▶ _WHAT IS REQUIRED_: Scan the data beneath this task and copy each line that includes "answer".

# # # # # # #

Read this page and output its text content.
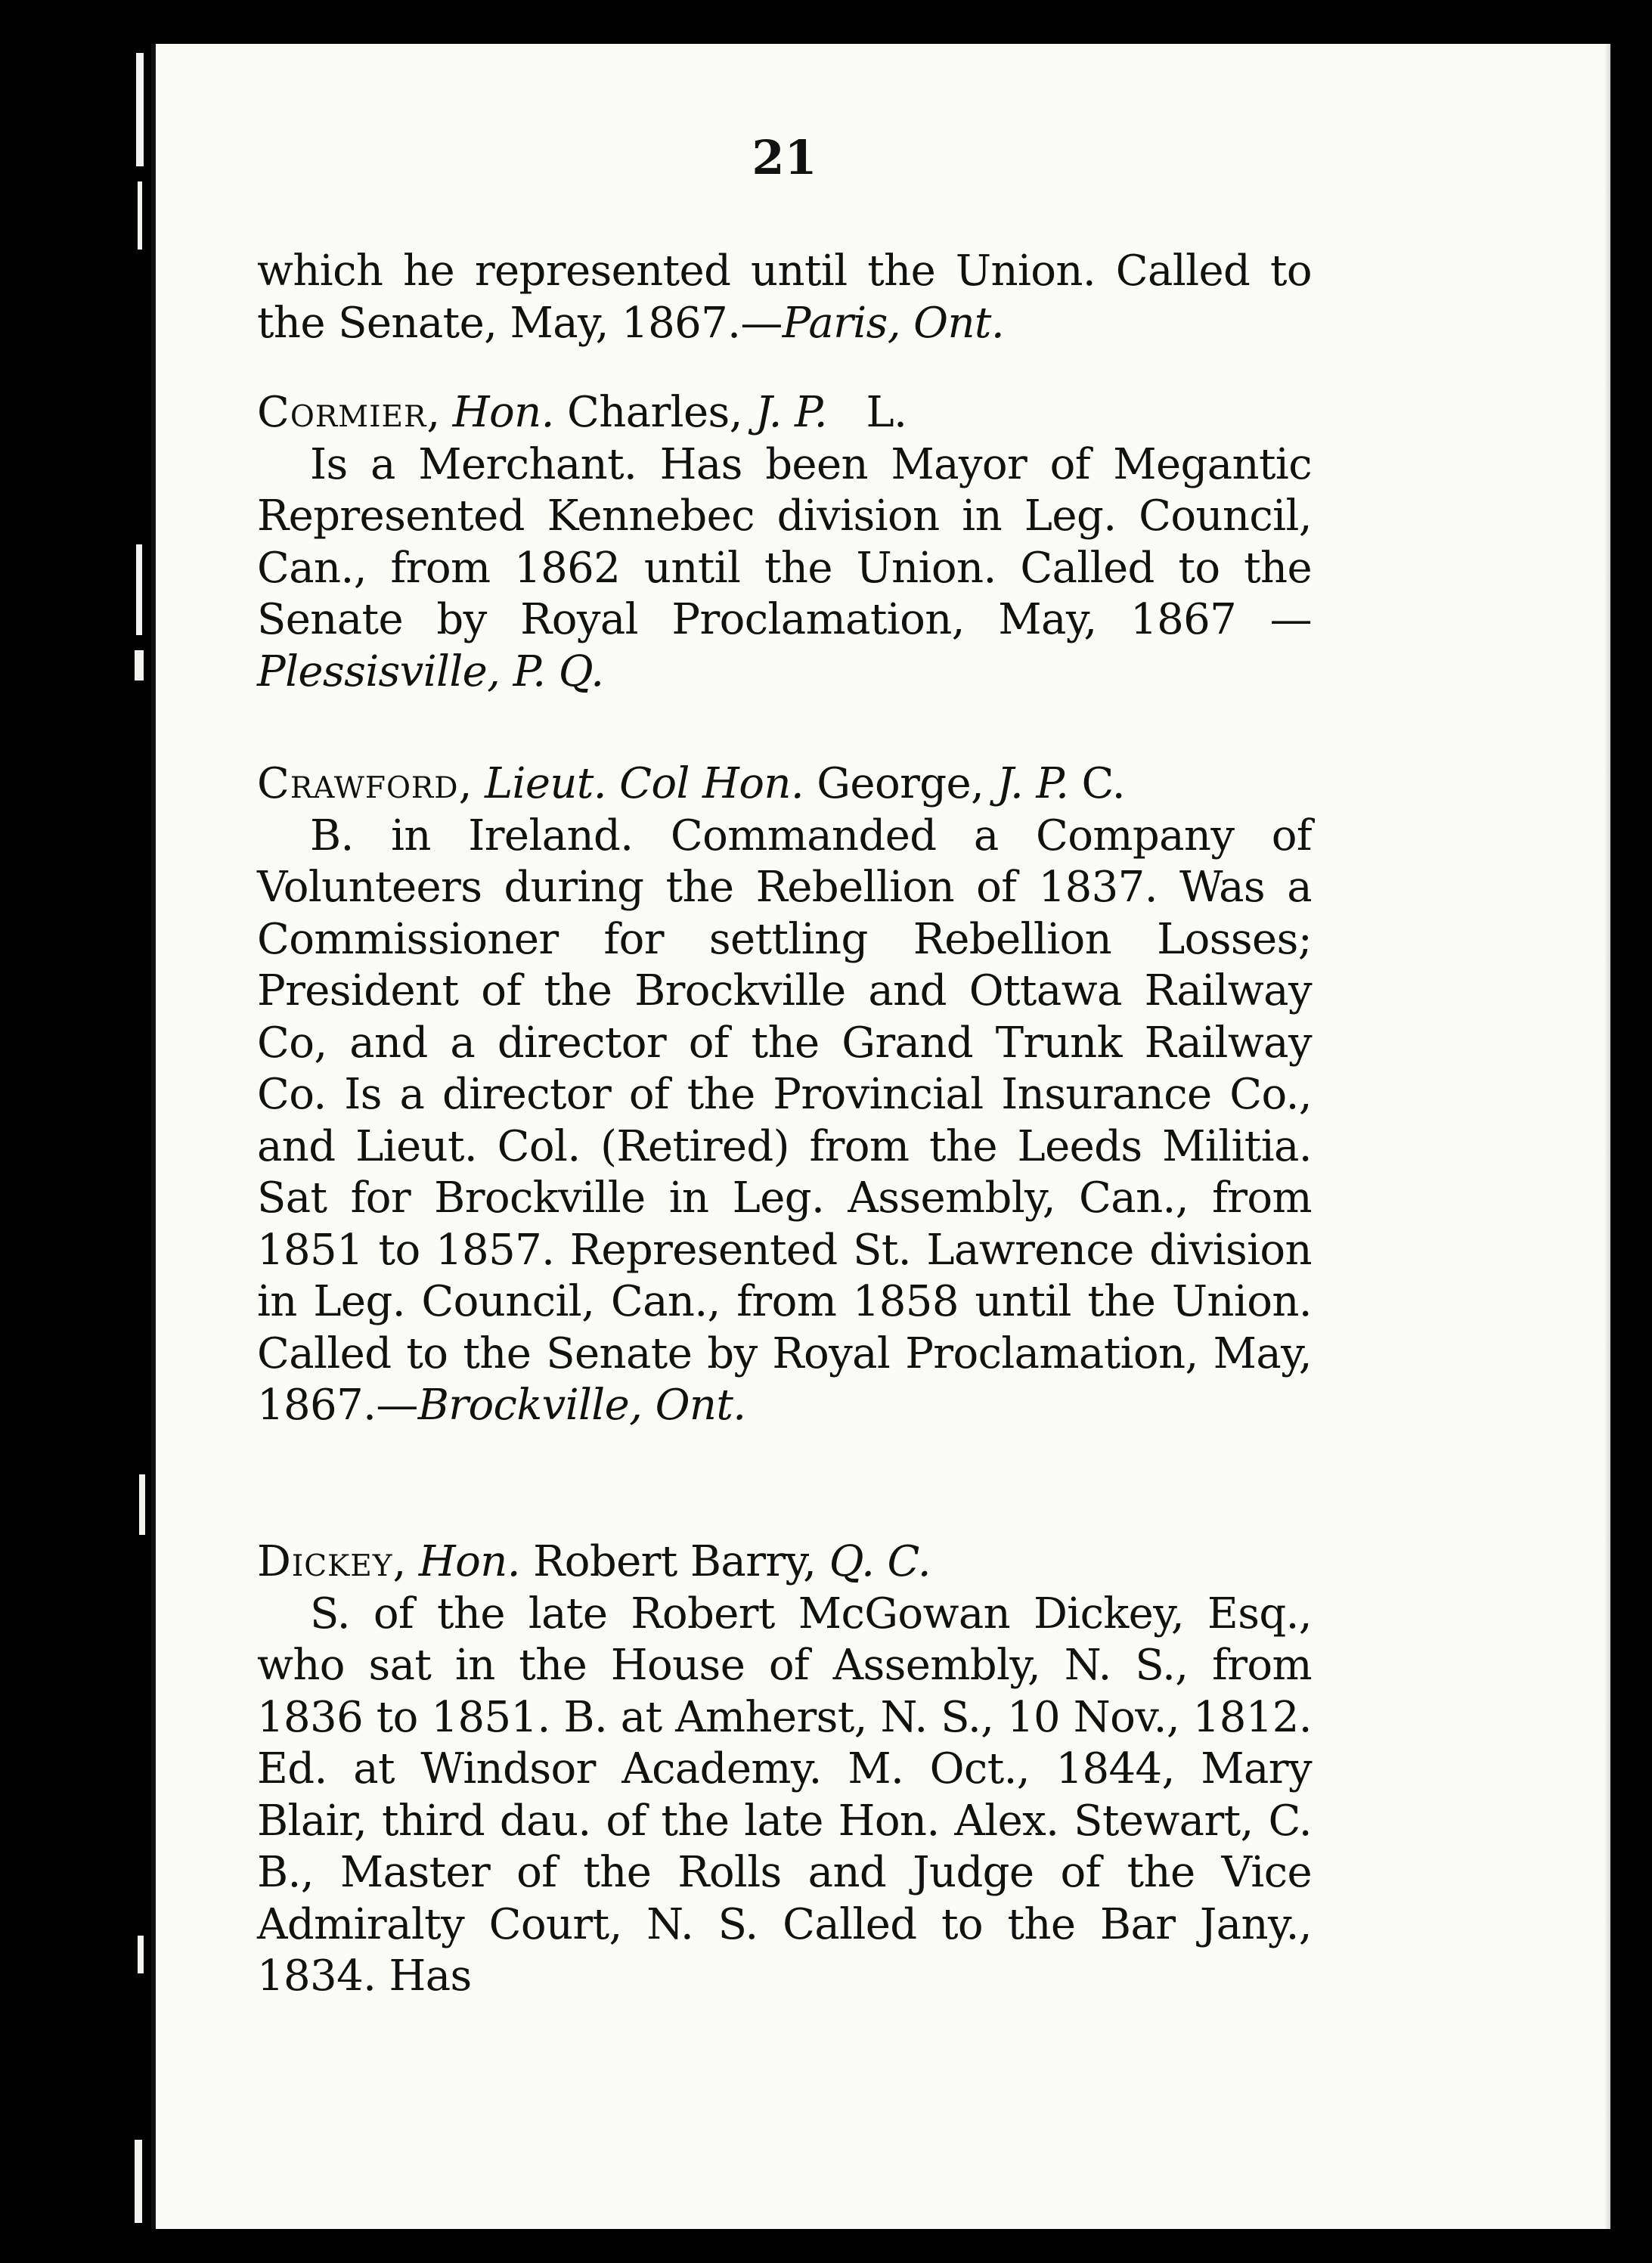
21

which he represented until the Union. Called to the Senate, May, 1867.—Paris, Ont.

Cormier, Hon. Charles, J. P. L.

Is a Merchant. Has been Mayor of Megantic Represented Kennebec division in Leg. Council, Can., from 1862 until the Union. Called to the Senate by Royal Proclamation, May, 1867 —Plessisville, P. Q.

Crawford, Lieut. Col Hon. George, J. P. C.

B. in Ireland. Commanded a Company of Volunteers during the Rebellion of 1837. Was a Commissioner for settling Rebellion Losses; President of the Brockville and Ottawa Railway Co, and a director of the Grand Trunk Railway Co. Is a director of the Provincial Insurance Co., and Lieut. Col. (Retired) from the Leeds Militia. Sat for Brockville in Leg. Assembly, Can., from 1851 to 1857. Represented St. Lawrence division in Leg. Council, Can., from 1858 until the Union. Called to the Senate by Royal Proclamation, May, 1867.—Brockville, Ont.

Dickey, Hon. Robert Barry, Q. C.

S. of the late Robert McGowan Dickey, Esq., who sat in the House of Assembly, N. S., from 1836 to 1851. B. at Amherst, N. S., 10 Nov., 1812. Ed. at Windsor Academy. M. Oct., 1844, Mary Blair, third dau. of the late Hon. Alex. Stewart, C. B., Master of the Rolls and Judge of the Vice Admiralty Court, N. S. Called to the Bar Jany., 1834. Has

# # # # # # #

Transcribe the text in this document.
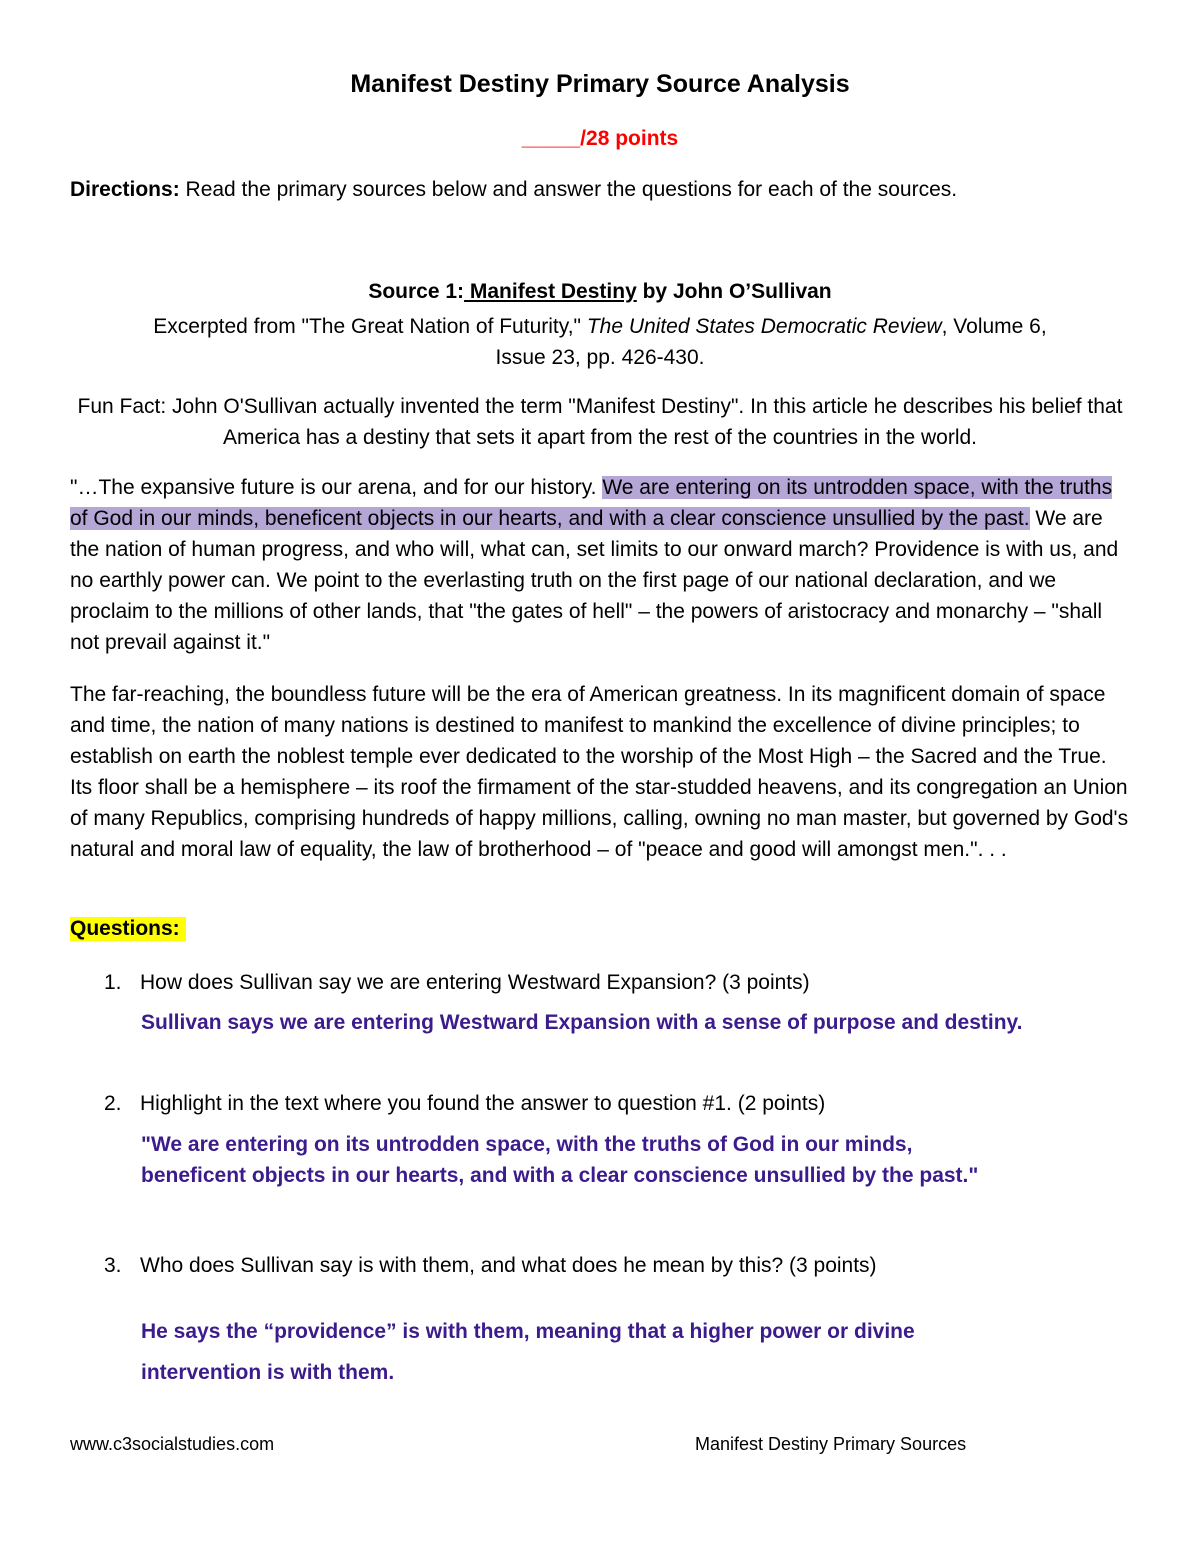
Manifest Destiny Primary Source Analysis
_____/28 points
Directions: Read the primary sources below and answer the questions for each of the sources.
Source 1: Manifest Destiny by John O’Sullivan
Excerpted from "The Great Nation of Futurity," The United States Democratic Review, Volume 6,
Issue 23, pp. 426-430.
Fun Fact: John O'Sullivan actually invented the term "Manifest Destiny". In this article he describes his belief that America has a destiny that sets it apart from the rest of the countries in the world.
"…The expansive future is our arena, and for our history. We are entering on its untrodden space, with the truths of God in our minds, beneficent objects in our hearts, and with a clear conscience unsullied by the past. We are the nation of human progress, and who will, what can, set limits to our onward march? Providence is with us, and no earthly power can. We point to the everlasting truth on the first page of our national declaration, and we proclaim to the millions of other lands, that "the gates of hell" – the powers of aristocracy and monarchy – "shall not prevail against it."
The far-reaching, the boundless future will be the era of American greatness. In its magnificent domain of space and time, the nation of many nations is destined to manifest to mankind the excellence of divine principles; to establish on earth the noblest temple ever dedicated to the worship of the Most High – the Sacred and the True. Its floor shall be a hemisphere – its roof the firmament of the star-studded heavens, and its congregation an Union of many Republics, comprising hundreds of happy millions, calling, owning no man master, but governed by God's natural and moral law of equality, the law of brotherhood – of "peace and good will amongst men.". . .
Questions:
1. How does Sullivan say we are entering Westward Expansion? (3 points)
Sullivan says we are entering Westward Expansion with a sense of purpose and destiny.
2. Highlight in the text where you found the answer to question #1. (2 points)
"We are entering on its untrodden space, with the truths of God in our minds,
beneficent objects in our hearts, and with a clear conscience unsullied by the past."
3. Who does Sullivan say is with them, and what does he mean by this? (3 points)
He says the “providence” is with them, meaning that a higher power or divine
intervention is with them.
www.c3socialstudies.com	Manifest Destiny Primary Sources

# # # # # # #

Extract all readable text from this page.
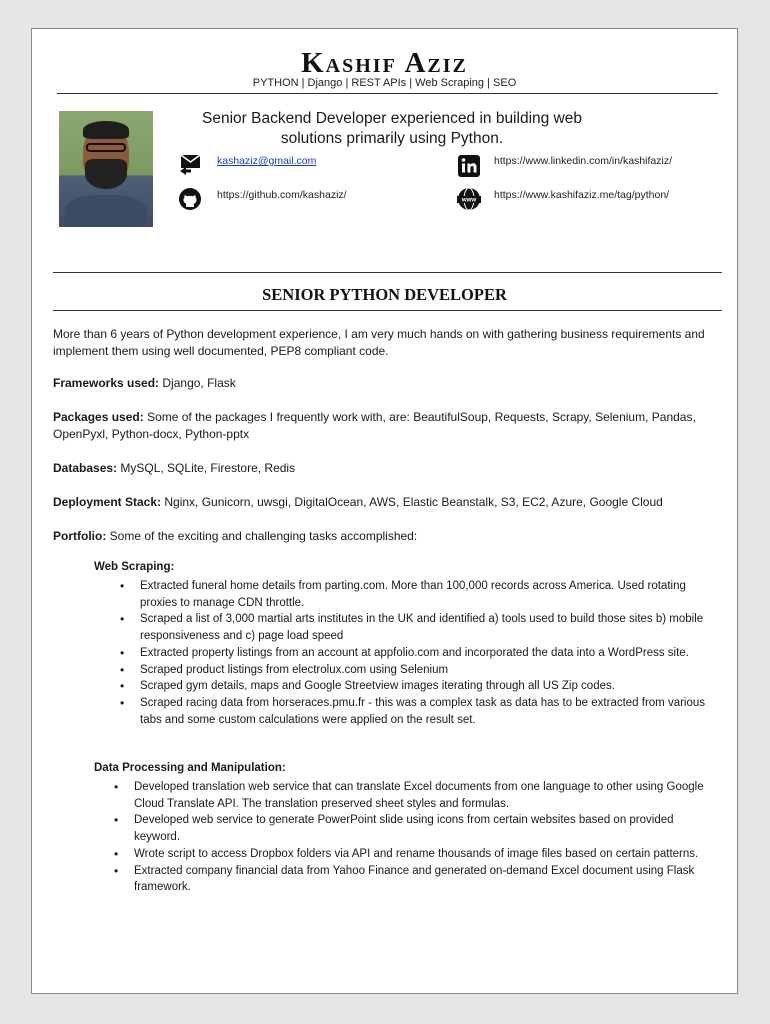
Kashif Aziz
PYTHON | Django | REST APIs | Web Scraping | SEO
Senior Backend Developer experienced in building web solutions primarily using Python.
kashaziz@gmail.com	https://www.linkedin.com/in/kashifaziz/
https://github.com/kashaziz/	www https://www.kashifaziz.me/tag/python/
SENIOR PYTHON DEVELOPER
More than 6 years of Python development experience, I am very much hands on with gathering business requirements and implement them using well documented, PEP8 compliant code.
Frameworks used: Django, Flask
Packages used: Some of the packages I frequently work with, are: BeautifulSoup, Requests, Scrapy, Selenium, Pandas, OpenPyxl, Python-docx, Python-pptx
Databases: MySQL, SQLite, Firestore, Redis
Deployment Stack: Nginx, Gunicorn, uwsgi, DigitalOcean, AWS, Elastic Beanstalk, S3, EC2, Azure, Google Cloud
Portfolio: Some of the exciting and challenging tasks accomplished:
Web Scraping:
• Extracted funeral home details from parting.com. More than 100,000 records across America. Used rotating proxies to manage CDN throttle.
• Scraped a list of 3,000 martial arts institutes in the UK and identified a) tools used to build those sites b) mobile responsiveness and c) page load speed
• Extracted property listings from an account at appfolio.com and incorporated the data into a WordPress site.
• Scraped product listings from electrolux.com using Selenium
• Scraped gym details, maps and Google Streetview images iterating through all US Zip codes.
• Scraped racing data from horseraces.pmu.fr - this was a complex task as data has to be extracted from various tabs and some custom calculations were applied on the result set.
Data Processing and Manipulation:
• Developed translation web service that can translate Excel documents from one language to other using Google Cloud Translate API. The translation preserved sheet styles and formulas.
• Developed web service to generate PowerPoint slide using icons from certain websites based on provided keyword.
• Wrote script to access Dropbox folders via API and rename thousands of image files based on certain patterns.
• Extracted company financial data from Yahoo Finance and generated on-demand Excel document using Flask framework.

# # # # # # #

▶ _OUTPUT FOR THIS TASK_:
Directions: Read the primary sources below and answer the questions for each of the sources.
2. Highlight in the text where you found the answer to question #1. (2 points)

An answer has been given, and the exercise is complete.